-- Start of Supplied data --
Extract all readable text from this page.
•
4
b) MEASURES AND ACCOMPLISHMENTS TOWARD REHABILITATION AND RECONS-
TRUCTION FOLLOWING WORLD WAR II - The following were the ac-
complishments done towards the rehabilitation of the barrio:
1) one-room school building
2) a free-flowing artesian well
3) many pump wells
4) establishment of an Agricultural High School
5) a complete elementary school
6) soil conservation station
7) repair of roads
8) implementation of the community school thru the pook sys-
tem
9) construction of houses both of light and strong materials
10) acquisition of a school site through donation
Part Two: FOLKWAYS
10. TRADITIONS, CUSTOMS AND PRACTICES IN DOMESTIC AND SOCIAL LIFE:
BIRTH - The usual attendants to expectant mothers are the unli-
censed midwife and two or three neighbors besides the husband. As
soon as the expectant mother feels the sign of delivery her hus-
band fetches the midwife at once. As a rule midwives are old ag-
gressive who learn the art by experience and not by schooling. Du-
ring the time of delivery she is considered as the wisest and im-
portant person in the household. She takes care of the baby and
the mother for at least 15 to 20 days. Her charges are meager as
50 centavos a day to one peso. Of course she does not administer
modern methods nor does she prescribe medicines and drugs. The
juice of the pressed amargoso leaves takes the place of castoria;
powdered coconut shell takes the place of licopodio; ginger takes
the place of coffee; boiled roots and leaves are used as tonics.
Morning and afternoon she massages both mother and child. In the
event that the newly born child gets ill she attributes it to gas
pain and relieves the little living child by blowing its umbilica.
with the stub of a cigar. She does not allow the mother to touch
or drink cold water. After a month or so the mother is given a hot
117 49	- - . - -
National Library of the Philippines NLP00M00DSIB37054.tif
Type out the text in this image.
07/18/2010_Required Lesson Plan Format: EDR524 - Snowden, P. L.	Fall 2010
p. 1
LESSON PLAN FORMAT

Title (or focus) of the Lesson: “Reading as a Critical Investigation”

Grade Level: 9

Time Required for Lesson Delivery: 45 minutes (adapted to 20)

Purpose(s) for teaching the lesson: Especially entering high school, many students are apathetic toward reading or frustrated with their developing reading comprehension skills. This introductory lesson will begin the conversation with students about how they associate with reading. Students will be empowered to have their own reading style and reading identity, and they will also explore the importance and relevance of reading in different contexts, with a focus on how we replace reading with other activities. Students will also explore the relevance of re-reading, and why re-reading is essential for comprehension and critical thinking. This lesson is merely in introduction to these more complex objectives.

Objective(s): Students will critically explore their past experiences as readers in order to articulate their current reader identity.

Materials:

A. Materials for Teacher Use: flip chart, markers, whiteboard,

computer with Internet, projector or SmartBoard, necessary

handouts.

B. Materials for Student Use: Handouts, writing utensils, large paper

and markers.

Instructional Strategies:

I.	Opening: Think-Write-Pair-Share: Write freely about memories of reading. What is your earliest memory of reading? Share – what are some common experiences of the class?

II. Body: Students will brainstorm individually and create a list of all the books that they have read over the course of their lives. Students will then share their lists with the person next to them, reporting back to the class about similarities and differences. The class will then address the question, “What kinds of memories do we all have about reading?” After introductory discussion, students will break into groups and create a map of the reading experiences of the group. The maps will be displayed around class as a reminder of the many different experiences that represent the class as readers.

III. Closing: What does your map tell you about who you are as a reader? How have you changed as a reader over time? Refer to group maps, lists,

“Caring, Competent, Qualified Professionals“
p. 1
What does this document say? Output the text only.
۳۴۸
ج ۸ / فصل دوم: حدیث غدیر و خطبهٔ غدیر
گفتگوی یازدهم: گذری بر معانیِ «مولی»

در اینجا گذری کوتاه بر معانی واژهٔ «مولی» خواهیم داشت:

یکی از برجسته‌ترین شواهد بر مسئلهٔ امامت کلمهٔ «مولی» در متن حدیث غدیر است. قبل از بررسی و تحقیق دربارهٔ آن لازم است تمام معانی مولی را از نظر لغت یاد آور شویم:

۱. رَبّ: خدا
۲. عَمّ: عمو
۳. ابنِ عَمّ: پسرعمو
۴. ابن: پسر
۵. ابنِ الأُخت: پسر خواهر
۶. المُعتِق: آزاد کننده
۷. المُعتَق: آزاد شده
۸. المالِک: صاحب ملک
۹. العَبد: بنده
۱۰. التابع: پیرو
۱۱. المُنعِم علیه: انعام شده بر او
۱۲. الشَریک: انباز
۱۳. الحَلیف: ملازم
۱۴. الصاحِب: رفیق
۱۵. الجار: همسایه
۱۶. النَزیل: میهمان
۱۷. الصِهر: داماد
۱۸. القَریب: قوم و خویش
-- End of Supplied data --
### Short exercise
Tally the lines above that contain the word "آزاد", and reply with only the number.

### Output below
2